[Data excerpts]
=-=-=-=-=
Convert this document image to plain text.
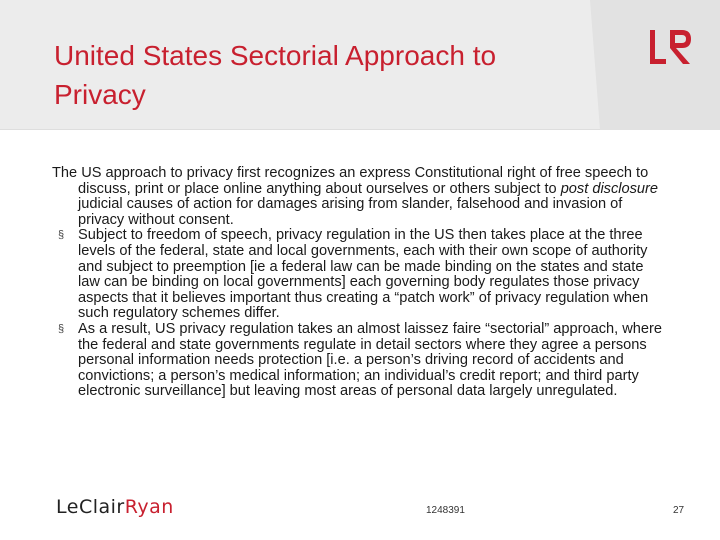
United States Sectorial Approach to Privacy

The US approach to privacy first recognizes an express Constitutional right of free speech to discuss, print or place online anything about ourselves or others subject to post disclosure judicial causes of action for damages arising from slander, falsehood and invasion of privacy without consent.

§ Subject to freedom of speech, privacy regulation in the US then takes place at the three levels of the federal, state and local governments, each with their own scope of authority and subject to preemption [ie a federal law can be made binding on the states and state law can be binding on local governments] each governing body regulates those privacy aspects that it believes important thus creating a “patch work” of privacy regulation when such regulatory schemes differ.

§ As a result, US privacy regulation takes an almost laissez faire “sectorial” approach, where the federal and state governments regulate in detail sectors where they agree a persons personal information needs protection [i.e. a person’s driving record of accidents and convictions; a person’s medical information; an individual’s credit report; and third party electronic surveillance] but leaving most areas of personal data largely unregulated.

LeClairRyan	1248391	27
=-=-=-=-=
Repeat the data exactly, without the pictures.

WORKED SOLUTION —
Convert this document image to plain text.
United States Sectorial Approach to Privacy

The US approach to privacy first recognizes an express Constitutional right of free speech to discuss, print or place online anything about ourselves or others subject to post disclosure judicial causes of action for damages arising from slander, falsehood and invasion of privacy without consent.

§ Subject to freedom of speech, privacy regulation in the US then takes place at the three levels of the federal, state and local governments, each with their own scope of authority and subject to preemption [ie a federal law can be made binding on the states and state law can be binding on local governments] each governing body regulates those privacy aspects that it believes important thus creating a “patch work” of privacy regulation when such regulatory schemes differ.

§ As a result, US privacy regulation takes an almost laissez faire “sectorial” approach, where the federal and state governments regulate in detail sectors where they agree a persons personal information needs protection [i.e. a person’s driving record of accidents and convictions; a person’s medical information; an individual’s credit report; and third party electronic surveillance] but leaving most areas of personal data largely unregulated.

LeClairRyan	1248391	27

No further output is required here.